- _SUPPLIED ENTRIES_
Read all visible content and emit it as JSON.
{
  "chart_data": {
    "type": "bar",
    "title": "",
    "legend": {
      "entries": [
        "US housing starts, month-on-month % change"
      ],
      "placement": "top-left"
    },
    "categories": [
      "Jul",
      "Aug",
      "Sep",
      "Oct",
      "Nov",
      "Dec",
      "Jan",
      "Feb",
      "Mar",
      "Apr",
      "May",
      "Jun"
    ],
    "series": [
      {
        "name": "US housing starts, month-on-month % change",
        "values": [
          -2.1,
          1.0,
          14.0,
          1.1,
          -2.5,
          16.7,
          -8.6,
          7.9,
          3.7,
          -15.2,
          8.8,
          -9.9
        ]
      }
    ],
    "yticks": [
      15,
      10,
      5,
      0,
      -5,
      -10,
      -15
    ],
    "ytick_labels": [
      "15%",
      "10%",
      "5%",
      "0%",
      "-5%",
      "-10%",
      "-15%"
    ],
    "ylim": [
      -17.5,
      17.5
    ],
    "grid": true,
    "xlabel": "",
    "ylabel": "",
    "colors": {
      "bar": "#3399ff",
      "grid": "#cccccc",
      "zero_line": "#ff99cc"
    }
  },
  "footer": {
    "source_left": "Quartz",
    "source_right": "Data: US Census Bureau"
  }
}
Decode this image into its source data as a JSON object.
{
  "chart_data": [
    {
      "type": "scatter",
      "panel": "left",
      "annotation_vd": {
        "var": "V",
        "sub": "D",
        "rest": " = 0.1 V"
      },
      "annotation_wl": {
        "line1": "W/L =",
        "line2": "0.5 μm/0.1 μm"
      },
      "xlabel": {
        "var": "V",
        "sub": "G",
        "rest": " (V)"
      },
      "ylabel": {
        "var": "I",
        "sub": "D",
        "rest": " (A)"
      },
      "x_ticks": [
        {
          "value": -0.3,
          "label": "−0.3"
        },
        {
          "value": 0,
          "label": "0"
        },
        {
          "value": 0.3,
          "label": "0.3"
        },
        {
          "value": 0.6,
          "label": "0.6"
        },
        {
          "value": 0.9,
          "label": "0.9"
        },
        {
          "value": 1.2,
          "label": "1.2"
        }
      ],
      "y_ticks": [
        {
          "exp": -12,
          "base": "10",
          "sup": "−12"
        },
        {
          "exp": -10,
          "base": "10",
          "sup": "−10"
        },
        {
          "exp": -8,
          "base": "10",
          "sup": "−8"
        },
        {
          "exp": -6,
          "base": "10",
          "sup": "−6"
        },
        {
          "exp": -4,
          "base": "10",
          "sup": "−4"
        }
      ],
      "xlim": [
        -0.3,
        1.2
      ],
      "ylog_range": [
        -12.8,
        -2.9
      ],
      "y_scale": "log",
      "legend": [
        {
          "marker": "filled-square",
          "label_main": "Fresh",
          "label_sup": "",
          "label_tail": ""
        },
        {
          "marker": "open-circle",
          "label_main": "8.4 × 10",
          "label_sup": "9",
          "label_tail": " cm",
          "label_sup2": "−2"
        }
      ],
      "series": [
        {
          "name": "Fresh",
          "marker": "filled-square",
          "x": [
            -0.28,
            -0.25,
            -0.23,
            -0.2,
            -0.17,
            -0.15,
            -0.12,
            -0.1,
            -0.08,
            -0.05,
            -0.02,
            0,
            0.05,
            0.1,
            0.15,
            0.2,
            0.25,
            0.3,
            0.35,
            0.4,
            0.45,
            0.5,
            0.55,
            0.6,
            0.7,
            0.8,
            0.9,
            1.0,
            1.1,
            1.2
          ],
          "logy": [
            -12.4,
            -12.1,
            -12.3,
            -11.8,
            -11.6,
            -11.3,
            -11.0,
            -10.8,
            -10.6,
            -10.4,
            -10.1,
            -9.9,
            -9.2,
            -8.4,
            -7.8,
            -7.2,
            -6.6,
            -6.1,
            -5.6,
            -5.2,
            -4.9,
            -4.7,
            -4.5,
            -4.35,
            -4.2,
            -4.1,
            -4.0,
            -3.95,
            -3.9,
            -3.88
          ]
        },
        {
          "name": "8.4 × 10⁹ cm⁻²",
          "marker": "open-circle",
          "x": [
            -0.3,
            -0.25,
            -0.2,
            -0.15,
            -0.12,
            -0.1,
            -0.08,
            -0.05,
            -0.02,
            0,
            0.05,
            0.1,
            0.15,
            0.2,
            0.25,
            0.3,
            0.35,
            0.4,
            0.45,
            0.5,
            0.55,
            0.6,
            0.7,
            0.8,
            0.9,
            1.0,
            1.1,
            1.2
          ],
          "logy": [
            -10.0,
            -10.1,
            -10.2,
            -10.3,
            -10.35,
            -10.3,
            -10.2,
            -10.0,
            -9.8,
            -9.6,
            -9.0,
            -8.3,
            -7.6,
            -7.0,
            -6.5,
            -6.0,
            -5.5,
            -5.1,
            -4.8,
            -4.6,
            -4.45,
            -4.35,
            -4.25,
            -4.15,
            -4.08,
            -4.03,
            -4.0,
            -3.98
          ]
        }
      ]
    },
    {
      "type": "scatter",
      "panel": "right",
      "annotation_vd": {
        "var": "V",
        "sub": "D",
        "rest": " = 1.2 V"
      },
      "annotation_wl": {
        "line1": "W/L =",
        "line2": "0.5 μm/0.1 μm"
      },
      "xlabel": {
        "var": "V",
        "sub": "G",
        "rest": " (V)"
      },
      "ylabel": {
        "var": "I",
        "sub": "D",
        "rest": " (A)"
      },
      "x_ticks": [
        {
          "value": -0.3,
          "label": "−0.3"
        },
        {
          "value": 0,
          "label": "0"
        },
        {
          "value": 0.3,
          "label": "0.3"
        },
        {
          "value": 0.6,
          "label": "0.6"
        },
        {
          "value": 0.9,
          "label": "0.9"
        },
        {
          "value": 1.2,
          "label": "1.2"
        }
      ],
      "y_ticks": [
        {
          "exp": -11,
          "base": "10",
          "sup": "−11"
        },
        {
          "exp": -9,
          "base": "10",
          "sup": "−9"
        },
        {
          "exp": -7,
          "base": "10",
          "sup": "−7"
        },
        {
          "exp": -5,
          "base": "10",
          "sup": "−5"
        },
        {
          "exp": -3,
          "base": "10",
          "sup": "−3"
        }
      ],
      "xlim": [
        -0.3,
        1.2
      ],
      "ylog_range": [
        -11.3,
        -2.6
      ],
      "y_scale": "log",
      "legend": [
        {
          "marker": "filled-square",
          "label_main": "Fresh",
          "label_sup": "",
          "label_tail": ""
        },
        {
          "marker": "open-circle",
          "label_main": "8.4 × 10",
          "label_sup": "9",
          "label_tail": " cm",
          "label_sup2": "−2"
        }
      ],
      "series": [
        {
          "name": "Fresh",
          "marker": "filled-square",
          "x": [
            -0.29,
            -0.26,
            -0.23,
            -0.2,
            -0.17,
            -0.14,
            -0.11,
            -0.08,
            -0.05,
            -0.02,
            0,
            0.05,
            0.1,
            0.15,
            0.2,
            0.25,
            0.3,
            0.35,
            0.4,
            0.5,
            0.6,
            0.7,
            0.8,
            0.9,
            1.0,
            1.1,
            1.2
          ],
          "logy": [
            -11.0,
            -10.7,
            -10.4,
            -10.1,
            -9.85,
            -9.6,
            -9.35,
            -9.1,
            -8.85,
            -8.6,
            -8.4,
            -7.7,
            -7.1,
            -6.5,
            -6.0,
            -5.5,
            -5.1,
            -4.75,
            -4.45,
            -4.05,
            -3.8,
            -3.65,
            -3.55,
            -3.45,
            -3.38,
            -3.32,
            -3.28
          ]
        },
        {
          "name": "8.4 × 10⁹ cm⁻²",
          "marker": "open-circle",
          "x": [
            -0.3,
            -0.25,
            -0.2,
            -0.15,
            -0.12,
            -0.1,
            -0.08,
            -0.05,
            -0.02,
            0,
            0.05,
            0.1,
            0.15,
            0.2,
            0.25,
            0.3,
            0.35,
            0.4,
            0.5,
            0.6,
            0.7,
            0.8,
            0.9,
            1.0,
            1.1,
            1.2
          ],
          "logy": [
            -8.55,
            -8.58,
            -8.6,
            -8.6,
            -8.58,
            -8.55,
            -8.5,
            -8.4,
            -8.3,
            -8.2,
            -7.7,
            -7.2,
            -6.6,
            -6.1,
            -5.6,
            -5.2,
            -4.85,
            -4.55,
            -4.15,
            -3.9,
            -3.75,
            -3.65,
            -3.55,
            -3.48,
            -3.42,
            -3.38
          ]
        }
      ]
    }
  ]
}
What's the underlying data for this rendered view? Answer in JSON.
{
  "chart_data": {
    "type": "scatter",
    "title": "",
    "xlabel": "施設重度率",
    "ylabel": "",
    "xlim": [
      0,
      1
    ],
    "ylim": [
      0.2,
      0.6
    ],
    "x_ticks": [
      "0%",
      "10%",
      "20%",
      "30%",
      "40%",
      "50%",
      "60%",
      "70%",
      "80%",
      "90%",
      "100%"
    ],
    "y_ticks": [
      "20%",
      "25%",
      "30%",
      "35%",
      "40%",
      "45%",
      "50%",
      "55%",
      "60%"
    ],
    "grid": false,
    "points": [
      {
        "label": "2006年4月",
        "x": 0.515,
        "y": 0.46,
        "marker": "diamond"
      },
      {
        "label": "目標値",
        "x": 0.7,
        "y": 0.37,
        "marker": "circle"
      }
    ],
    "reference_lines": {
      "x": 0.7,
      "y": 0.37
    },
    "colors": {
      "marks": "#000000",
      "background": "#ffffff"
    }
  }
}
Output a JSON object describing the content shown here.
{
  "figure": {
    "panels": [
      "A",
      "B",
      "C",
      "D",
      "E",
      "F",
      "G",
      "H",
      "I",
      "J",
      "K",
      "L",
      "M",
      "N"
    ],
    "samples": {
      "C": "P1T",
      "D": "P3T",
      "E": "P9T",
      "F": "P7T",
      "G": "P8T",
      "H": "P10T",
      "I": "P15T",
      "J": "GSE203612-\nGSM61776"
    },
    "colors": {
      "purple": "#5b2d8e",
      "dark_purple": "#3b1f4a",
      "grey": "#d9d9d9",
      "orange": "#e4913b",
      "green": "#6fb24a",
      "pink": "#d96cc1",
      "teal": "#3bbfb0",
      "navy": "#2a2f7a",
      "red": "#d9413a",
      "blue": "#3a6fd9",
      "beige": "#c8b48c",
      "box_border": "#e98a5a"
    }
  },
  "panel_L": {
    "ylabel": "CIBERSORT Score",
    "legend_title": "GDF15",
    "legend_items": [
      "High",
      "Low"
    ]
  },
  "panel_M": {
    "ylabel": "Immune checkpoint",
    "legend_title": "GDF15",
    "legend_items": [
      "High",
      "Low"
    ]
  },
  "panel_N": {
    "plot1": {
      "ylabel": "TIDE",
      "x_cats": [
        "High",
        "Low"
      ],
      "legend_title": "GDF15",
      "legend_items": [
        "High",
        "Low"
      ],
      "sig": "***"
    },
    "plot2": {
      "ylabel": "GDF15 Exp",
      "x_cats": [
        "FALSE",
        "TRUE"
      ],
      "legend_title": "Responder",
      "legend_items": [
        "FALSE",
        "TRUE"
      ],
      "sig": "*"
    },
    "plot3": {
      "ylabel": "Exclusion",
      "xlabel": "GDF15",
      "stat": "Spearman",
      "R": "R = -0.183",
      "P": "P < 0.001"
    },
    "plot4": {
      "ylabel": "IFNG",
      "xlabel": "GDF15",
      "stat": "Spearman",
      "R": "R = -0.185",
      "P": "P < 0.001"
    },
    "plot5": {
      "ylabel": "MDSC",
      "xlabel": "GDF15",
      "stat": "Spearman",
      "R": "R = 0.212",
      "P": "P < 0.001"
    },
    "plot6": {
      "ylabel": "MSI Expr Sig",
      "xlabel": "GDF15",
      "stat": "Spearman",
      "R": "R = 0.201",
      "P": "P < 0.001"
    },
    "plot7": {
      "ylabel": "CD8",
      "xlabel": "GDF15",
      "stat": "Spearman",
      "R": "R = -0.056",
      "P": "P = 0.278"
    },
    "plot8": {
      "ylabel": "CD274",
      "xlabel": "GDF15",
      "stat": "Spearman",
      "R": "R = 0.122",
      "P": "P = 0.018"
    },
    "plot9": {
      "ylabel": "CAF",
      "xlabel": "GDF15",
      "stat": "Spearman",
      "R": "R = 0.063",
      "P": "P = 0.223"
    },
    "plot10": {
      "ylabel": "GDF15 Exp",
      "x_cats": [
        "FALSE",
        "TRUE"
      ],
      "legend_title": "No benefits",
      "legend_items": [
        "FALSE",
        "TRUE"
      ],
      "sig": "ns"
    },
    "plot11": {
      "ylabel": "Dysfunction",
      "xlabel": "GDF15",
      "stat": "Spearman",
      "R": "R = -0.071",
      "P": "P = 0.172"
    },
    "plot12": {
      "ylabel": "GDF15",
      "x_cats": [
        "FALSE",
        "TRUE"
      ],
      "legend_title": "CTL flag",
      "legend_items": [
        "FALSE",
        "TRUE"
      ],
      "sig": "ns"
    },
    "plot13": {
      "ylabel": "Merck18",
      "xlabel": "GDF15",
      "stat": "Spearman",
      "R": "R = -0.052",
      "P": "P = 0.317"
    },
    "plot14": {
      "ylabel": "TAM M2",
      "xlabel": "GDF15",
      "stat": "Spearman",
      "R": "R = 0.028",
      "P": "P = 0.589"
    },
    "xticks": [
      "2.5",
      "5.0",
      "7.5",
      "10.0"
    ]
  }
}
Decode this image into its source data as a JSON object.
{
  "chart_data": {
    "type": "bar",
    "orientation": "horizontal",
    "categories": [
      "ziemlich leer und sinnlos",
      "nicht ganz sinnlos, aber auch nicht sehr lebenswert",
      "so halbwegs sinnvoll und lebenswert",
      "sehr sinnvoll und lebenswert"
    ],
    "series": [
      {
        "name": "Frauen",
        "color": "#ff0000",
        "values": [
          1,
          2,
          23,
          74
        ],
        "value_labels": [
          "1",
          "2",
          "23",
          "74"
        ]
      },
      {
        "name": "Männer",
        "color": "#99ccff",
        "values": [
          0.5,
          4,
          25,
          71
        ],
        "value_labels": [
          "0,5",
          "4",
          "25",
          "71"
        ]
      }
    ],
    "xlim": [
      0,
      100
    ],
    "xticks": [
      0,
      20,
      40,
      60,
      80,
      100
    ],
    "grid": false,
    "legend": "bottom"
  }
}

- _REQUIREMENT_
Find every line in the entries that includes the word "housing", then state how many there are and nothing else.

- _SOLUTION TO THIS EXERCISE_
2